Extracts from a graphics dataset
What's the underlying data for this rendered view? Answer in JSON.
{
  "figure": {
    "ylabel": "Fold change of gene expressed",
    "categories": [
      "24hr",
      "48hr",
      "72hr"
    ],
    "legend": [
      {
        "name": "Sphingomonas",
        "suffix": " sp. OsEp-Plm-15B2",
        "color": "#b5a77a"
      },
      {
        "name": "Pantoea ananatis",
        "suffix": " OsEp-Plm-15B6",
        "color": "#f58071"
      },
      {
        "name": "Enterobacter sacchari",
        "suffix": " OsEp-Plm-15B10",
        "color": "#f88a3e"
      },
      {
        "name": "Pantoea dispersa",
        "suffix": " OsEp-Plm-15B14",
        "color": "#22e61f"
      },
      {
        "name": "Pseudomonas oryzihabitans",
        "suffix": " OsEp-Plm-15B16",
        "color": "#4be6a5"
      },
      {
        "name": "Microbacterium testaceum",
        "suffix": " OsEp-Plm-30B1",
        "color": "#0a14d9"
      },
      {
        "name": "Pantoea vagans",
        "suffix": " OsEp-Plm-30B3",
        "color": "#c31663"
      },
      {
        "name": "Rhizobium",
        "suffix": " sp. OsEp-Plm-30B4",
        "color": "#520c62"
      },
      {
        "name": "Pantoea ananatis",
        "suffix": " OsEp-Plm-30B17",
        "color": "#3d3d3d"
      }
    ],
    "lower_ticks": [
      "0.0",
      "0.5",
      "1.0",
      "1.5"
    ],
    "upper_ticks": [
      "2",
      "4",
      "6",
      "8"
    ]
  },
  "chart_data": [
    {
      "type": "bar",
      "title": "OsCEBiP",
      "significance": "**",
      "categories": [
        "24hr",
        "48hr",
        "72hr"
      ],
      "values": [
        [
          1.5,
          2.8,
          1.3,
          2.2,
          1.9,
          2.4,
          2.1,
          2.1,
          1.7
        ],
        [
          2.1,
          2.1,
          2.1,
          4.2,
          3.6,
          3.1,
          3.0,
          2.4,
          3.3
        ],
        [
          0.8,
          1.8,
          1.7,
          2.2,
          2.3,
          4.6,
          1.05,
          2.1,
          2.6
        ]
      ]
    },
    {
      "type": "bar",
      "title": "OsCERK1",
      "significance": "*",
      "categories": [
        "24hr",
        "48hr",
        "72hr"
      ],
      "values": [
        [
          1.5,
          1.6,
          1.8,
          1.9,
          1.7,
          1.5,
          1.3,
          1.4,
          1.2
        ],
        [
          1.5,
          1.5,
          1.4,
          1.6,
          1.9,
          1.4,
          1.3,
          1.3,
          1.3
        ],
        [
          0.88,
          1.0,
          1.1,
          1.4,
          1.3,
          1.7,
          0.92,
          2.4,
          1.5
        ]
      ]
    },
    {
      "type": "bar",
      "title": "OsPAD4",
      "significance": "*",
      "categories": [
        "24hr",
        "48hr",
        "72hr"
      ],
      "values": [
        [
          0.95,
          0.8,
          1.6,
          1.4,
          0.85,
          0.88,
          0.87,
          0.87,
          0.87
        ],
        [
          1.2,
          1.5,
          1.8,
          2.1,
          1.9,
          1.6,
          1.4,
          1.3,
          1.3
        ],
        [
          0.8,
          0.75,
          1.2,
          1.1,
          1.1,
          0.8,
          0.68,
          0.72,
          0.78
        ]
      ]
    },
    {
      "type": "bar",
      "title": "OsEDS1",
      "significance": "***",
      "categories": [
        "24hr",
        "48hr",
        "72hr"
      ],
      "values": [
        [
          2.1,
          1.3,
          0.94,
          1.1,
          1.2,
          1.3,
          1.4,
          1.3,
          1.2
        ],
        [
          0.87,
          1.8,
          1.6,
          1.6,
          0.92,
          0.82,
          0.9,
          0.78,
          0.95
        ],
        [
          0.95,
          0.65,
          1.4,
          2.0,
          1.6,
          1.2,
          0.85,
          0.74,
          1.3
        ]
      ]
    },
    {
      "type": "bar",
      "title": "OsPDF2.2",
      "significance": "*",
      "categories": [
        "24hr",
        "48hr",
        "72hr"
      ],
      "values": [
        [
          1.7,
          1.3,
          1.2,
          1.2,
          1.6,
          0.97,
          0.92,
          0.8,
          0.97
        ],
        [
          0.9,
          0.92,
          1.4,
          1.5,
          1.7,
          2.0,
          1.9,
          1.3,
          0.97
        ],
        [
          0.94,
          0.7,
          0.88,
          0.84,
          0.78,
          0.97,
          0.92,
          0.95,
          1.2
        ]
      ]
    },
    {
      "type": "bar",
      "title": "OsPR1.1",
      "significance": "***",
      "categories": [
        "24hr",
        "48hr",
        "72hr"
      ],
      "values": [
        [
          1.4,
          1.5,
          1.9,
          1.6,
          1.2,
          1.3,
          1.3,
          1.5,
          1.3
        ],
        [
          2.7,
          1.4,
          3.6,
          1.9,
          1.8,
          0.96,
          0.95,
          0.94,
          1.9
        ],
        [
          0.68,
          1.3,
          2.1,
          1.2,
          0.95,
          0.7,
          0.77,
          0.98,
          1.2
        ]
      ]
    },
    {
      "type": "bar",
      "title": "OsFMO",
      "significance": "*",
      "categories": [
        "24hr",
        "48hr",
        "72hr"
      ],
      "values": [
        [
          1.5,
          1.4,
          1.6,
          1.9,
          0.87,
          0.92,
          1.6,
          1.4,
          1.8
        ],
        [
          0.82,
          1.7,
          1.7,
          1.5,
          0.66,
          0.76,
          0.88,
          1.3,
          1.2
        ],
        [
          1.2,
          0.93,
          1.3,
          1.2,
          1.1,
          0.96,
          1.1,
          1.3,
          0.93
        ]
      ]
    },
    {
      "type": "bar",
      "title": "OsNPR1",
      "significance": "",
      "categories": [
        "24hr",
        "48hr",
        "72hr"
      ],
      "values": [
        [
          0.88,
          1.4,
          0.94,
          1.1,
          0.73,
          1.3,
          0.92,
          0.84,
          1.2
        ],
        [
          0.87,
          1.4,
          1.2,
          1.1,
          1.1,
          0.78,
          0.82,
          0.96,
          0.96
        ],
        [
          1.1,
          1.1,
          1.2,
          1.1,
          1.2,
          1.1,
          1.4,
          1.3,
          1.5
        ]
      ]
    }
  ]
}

Task objective: From the records above, extract every entry exactly as given.

Your solution:
What's the underlying data for this rendered view? Answer in JSON.
{
  "figure": {
    "ylabel": "Fold change of gene expressed",
    "categories": [
      "24hr",
      "48hr",
      "72hr"
    ],
    "legend": [
      {
        "name": "Sphingomonas",
        "suffix": " sp. OsEp-Plm-15B2",
        "color": "#b5a77a"
      },
      {
        "name": "Pantoea ananatis",
        "suffix": " OsEp-Plm-15B6",
        "color": "#f58071"
      },
      {
        "name": "Enterobacter sacchari",
        "suffix": " OsEp-Plm-15B10",
        "color": "#f88a3e"
      },
      {
        "name": "Pantoea dispersa",
        "suffix": " OsEp-Plm-15B14",
        "color": "#22e61f"
      },
      {
        "name": "Pseudomonas oryzihabitans",
        "suffix": " OsEp-Plm-15B16",
        "color": "#4be6a5"
      },
      {
        "name": "Microbacterium testaceum",
        "suffix": " OsEp-Plm-30B1",
        "color": "#0a14d9"
      },
      {
        "name": "Pantoea vagans",
        "suffix": " OsEp-Plm-30B3",
        "color": "#c31663"
      },
      {
        "name": "Rhizobium",
        "suffix": " sp. OsEp-Plm-30B4",
        "color": "#520c62"
      },
      {
        "name": "Pantoea ananatis",
        "suffix": " OsEp-Plm-30B17",
        "color": "#3d3d3d"
      }
    ],
    "lower_ticks": [
      "0.0",
      "0.5",
      "1.0",
      "1.5"
    ],
    "upper_ticks": [
      "2",
      "4",
      "6",
      "8"
    ]
  },
  "chart_data": [
    {
      "type": "bar",
      "title": "OsCEBiP",
      "significance": "**",
      "categories": [
        "24hr",
        "48hr",
        "72hr"
      ],
      "values": [
        [
          1.5,
          2.8,
          1.3,
          2.2,
          1.9,
          2.4,
          2.1,
          2.1,
          1.7
        ],
        [
          2.1,
          2.1,
          2.1,
          4.2,
          3.6,
          3.1,
          3.0,
          2.4,
          3.3
        ],
        [
          0.8,
          1.8,
          1.7,
          2.2,
          2.3,
          4.6,
          1.05,
          2.1,
          2.6
        ]
      ]
    },
    {
      "type": "bar",
      "title": "OsCERK1",
      "significance": "*",
      "categories": [
        "24hr",
        "48hr",
        "72hr"
      ],
      "values": [
        [
          1.5,
          1.6,
          1.8,
          1.9,
          1.7,
          1.5,
          1.3,
          1.4,
          1.2
        ],
        [
          1.5,
          1.5,
          1.4,
          1.6,
          1.9,
          1.4,
          1.3,
          1.3,
          1.3
        ],
        [
          0.88,
          1.0,
          1.1,
          1.4,
          1.3,
          1.7,
          0.92,
          2.4,
          1.5
        ]
      ]
    },
    {
      "type": "bar",
      "title": "OsPAD4",
      "significance": "*",
      "categories": [
        "24hr",
        "48hr",
        "72hr"
      ],
      "values": [
        [
          0.95,
          0.8,
          1.6,
          1.4,
          0.85,
          0.88,
          0.87,
          0.87,
          0.87
        ],
        [
          1.2,
          1.5,
          1.8,
          2.1,
          1.9,
          1.6,
          1.4,
          1.3,
          1.3
        ],
        [
          0.8,
          0.75,
          1.2,
          1.1,
          1.1,
          0.8,
          0.68,
          0.72,
          0.78
        ]
      ]
    },
    {
      "type": "bar",
      "title": "OsEDS1",
      "significance": "***",
      "categories": [
        "24hr",
        "48hr",
        "72hr"
      ],
      "values": [
        [
          2.1,
          1.3,
          0.94,
          1.1,
          1.2,
          1.3,
          1.4,
          1.3,
          1.2
        ],
        [
          0.87,
          1.8,
          1.6,
          1.6,
          0.92,
          0.82,
          0.9,
          0.78,
          0.95
        ],
        [
          0.95,
          0.65,
          1.4,
          2.0,
          1.6,
          1.2,
          0.85,
          0.74,
          1.3
        ]
      ]
    },
    {
      "type": "bar",
      "title": "OsPDF2.2",
      "significance": "*",
      "categories": [
        "24hr",
        "48hr",
        "72hr"
      ],
      "values": [
        [
          1.7,
          1.3,
          1.2,
          1.2,
          1.6,
          0.97,
          0.92,
          0.8,
          0.97
        ],
        [
          0.9,
          0.92,
          1.4,
          1.5,
          1.7,
          2.0,
          1.9,
          1.3,
          0.97
        ],
        [
          0.94,
          0.7,
          0.88,
          0.84,
          0.78,
          0.97,
          0.92,
          0.95,
          1.2
        ]
      ]
    },
    {
      "type": "bar",
      "title": "OsPR1.1",
      "significance": "***",
      "categories": [
        "24hr",
        "48hr",
        "72hr"
      ],
      "values": [
        [
          1.4,
          1.5,
          1.9,
          1.6,
          1.2,
          1.3,
          1.3,
          1.5,
          1.3
        ],
        [
          2.7,
          1.4,
          3.6,
          1.9,
          1.8,
          0.96,
          0.95,
          0.94,
          1.9
        ],
        [
          0.68,
          1.3,
          2.1,
          1.2,
          0.95,
          0.7,
          0.77,
          0.98,
          1.2
        ]
      ]
    },
    {
      "type": "bar",
      "title": "OsFMO",
      "significance": "*",
      "categories": [
        "24hr",
        "48hr",
        "72hr"
      ],
      "values": [
        [
          1.5,
          1.4,
          1.6,
          1.9,
          0.87,
          0.92,
          1.6,
          1.4,
          1.8
        ],
        [
          0.82,
          1.7,
          1.7,
          1.5,
          0.66,
          0.76,
          0.88,
          1.3,
          1.2
        ],
        [
          1.2,
          0.93,
          1.3,
          1.2,
          1.1,
          0.96,
          1.1,
          1.3,
          0.93
        ]
      ]
    },
    {
      "type": "bar",
      "title": "OsNPR1",
      "significance": "",
      "categories": [
        "24hr",
        "48hr",
        "72hr"
      ],
      "values": [
        [
          0.88,
          1.4,
          0.94,
          1.1,
          0.73,
          1.3,
          0.92,
          0.84,
          1.2
        ],
        [
          0.87,
          1.4,
          1.2,
          1.1,
          1.1,
          0.78,
          0.82,
          0.96,
          0.96
        ],
        [
          1.1,
          1.1,
          1.2,
          1.1,
          1.2,
          1.1,
          1.4,
          1.3,
          1.5
        ]
      ]
    }
  ]
}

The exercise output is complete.